* Work required: Extract the full set of records that follows, word for word.

* Available records:
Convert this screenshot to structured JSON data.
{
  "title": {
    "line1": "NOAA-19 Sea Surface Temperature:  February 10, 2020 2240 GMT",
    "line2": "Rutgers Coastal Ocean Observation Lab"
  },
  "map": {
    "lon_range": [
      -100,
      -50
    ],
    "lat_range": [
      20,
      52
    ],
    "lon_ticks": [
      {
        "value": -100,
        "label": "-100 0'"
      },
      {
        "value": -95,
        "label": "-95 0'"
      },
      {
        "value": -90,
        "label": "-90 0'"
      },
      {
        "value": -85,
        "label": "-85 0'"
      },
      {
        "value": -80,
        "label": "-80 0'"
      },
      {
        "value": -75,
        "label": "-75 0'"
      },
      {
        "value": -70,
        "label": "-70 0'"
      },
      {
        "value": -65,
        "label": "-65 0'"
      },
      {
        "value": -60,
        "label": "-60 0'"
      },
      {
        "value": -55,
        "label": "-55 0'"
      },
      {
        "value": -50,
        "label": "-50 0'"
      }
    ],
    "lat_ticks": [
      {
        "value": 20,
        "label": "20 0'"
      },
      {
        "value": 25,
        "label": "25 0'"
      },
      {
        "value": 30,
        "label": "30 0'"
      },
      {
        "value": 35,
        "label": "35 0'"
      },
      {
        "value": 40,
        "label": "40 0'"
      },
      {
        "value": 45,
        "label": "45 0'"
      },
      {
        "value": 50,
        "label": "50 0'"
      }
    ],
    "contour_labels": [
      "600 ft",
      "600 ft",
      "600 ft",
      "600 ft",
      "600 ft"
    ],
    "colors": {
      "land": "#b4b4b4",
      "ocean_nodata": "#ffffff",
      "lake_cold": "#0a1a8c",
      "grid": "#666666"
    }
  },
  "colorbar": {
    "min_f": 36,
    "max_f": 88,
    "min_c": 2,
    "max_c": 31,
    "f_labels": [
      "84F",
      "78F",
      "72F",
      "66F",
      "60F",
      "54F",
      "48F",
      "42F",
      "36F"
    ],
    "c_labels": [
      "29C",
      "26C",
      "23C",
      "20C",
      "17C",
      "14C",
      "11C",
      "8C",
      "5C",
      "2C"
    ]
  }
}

* Output of the task:
Convert this screenshot to structured JSON data.
{
  "title": {
    "line1": "NOAA-19 Sea Surface Temperature:  February 10, 2020 2240 GMT",
    "line2": "Rutgers Coastal Ocean Observation Lab"
  },
  "map": {
    "lon_range": [
      -100,
      -50
    ],
    "lat_range": [
      20,
      52
    ],
    "lon_ticks": [
      {
        "value": -100,
        "label": "-100 0'"
      },
      {
        "value": -95,
        "label": "-95 0'"
      },
      {
        "value": -90,
        "label": "-90 0'"
      },
      {
        "value": -85,
        "label": "-85 0'"
      },
      {
        "value": -80,
        "label": "-80 0'"
      },
      {
        "value": -75,
        "label": "-75 0'"
      },
      {
        "value": -70,
        "label": "-70 0'"
      },
      {
        "value": -65,
        "label": "-65 0'"
      },
      {
        "value": -60,
        "label": "-60 0'"
      },
      {
        "value": -55,
        "label": "-55 0'"
      },
      {
        "value": -50,
        "label": "-50 0'"
      }
    ],
    "lat_ticks": [
      {
        "value": 20,
        "label": "20 0'"
      },
      {
        "value": 25,
        "label": "25 0'"
      },
      {
        "value": 30,
        "label": "30 0'"
      },
      {
        "value": 35,
        "label": "35 0'"
      },
      {
        "value": 40,
        "label": "40 0'"
      },
      {
        "value": 45,
        "label": "45 0'"
      },
      {
        "value": 50,
        "label": "50 0'"
      }
    ],
    "contour_labels": [
      "600 ft",
      "600 ft",
      "600 ft",
      "600 ft",
      "600 ft"
    ],
    "colors": {
      "land": "#b4b4b4",
      "ocean_nodata": "#ffffff",
      "lake_cold": "#0a1a8c",
      "grid": "#666666"
    }
  },
  "colorbar": {
    "min_f": 36,
    "max_f": 88,
    "min_c": 2,
    "max_c": 31,
    "f_labels": [
      "84F",
      "78F",
      "72F",
      "66F",
      "60F",
      "54F",
      "48F",
      "42F",
      "36F"
    ],
    "c_labels": [
      "29C",
      "26C",
      "23C",
      "20C",
      "17C",
      "14C",
      "11C",
      "8C",
      "5C",
      "2C"
    ]
  }
}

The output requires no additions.